### STATED TASK:
Search the records below for the word "background" and show every line where it occurs.

start EXTRACTED MATERIAL

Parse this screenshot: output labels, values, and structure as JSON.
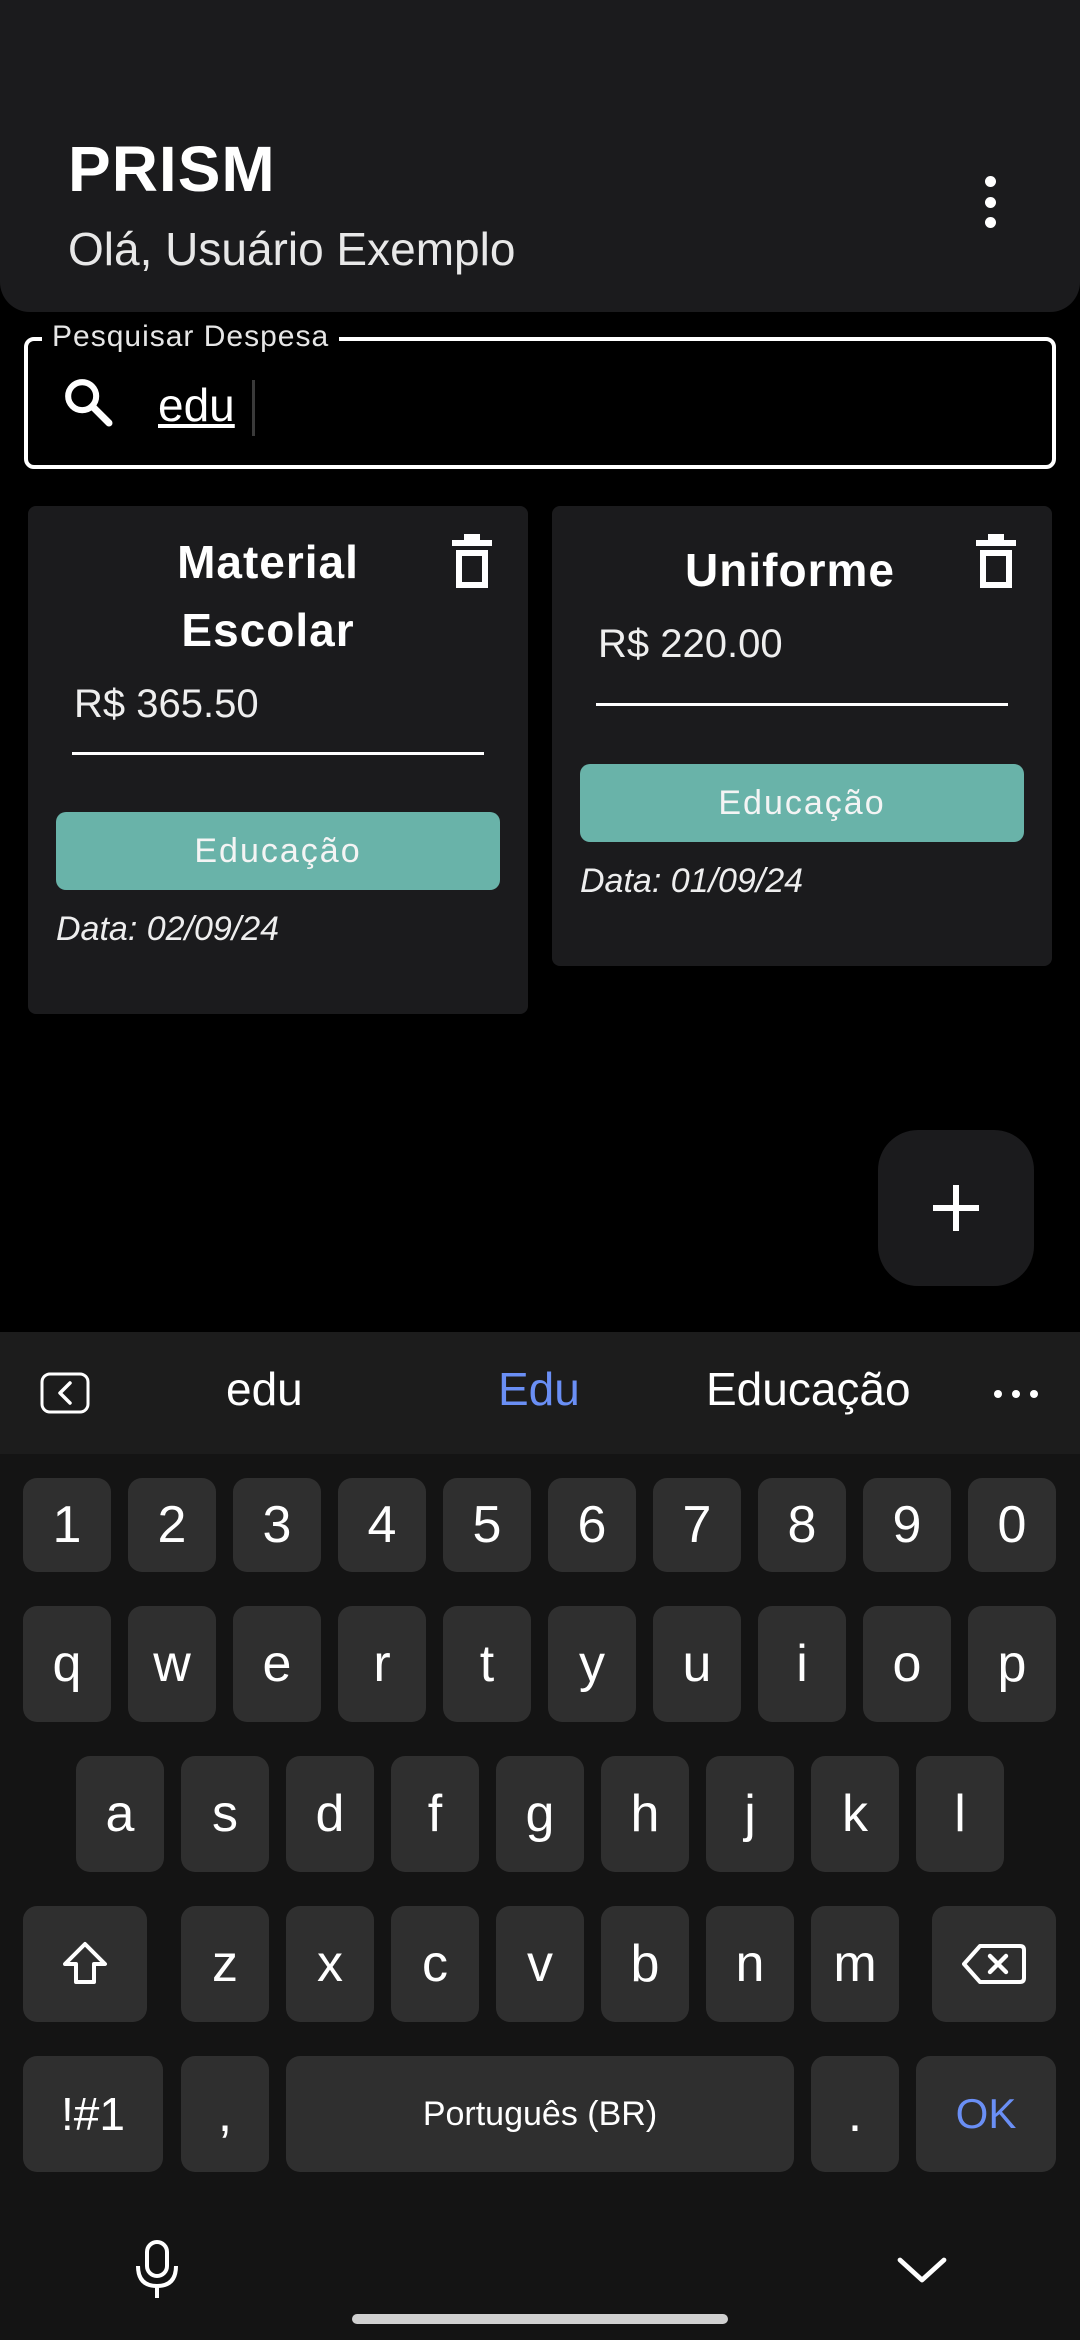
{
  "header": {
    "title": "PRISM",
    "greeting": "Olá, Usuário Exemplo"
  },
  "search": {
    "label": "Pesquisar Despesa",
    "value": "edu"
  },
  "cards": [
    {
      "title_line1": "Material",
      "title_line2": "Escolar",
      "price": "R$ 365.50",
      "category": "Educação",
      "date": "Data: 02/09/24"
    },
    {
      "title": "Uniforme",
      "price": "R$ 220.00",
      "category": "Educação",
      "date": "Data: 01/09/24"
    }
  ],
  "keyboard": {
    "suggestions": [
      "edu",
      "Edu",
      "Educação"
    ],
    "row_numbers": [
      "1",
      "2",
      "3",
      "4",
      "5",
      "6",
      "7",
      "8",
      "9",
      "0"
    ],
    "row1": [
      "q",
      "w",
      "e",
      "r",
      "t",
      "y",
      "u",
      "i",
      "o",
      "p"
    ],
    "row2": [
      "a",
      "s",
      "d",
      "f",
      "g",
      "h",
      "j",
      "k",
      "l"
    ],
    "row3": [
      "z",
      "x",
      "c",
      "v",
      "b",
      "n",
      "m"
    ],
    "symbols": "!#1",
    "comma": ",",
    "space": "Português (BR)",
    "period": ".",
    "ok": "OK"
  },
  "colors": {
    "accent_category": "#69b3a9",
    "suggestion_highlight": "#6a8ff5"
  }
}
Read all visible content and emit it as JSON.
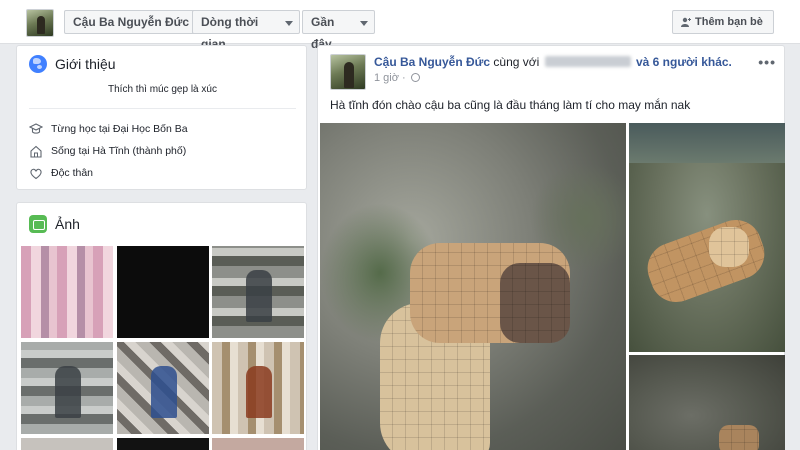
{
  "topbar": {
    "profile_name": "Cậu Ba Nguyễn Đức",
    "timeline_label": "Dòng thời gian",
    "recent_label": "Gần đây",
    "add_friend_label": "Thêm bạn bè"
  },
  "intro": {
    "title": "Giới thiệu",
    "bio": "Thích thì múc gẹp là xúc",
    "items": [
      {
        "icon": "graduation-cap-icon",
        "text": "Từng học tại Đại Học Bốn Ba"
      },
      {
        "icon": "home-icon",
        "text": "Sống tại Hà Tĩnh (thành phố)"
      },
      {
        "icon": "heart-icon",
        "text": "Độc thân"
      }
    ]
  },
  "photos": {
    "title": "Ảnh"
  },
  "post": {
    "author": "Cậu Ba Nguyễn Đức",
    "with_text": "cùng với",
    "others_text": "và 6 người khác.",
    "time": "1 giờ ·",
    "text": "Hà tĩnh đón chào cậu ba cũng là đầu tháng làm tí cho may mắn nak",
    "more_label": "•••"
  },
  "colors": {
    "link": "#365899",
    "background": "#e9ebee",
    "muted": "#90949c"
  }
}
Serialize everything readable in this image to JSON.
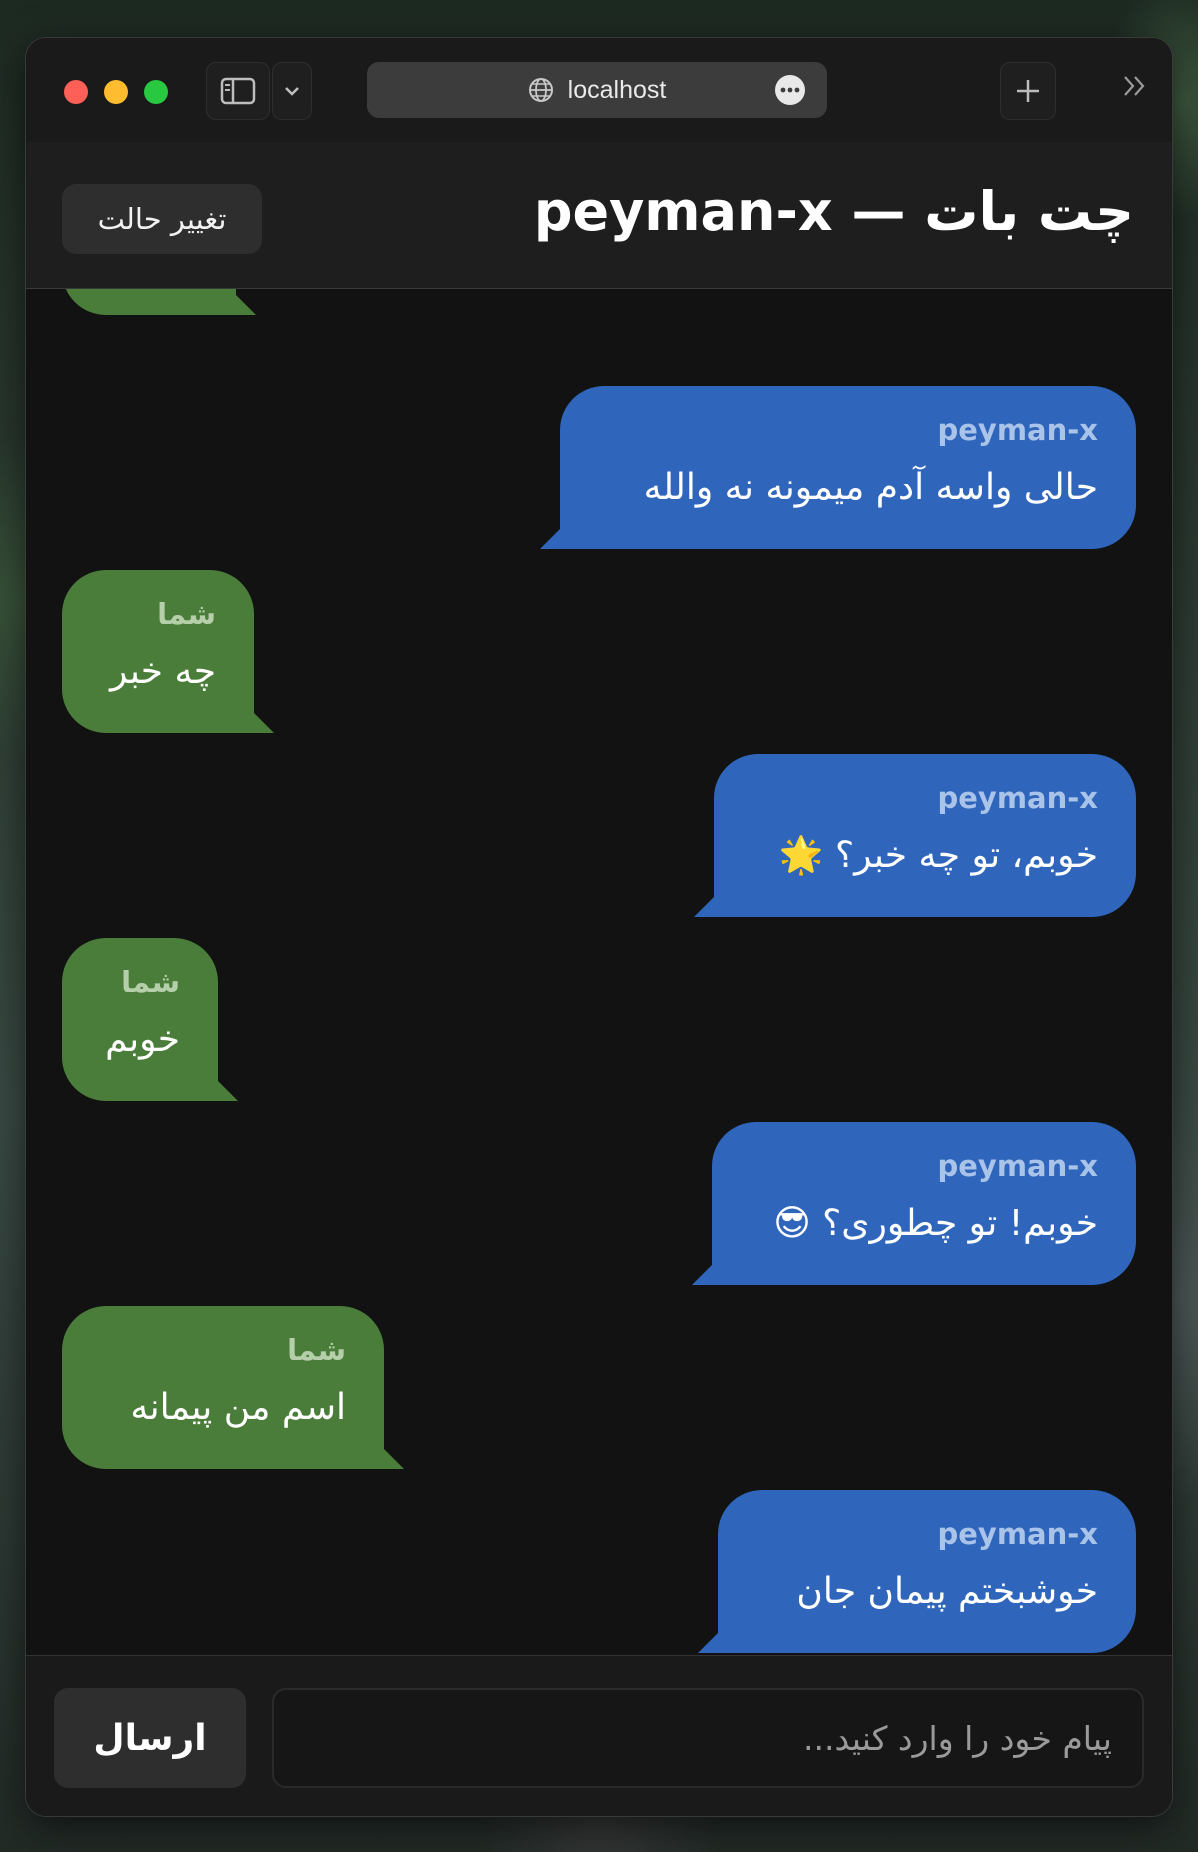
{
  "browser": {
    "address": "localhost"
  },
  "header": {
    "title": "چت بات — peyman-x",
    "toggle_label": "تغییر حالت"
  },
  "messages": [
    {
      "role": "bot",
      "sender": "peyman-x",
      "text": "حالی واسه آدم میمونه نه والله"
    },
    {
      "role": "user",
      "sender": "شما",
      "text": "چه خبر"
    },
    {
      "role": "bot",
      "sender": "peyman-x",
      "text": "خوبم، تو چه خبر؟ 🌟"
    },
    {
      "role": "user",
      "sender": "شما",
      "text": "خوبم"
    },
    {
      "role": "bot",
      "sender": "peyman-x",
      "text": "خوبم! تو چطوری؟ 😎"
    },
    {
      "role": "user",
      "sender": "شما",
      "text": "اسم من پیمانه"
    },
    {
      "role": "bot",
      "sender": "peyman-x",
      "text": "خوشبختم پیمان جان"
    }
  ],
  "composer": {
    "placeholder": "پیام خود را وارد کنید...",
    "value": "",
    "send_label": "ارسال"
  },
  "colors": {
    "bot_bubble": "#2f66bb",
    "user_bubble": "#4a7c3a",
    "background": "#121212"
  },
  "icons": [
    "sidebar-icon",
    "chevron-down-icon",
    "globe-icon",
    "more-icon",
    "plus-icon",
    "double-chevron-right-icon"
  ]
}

end EXTRACTED MATERIAL

### REPLY TO THE TASK:
    "background": "#e9ebee",
    "background": "#121212"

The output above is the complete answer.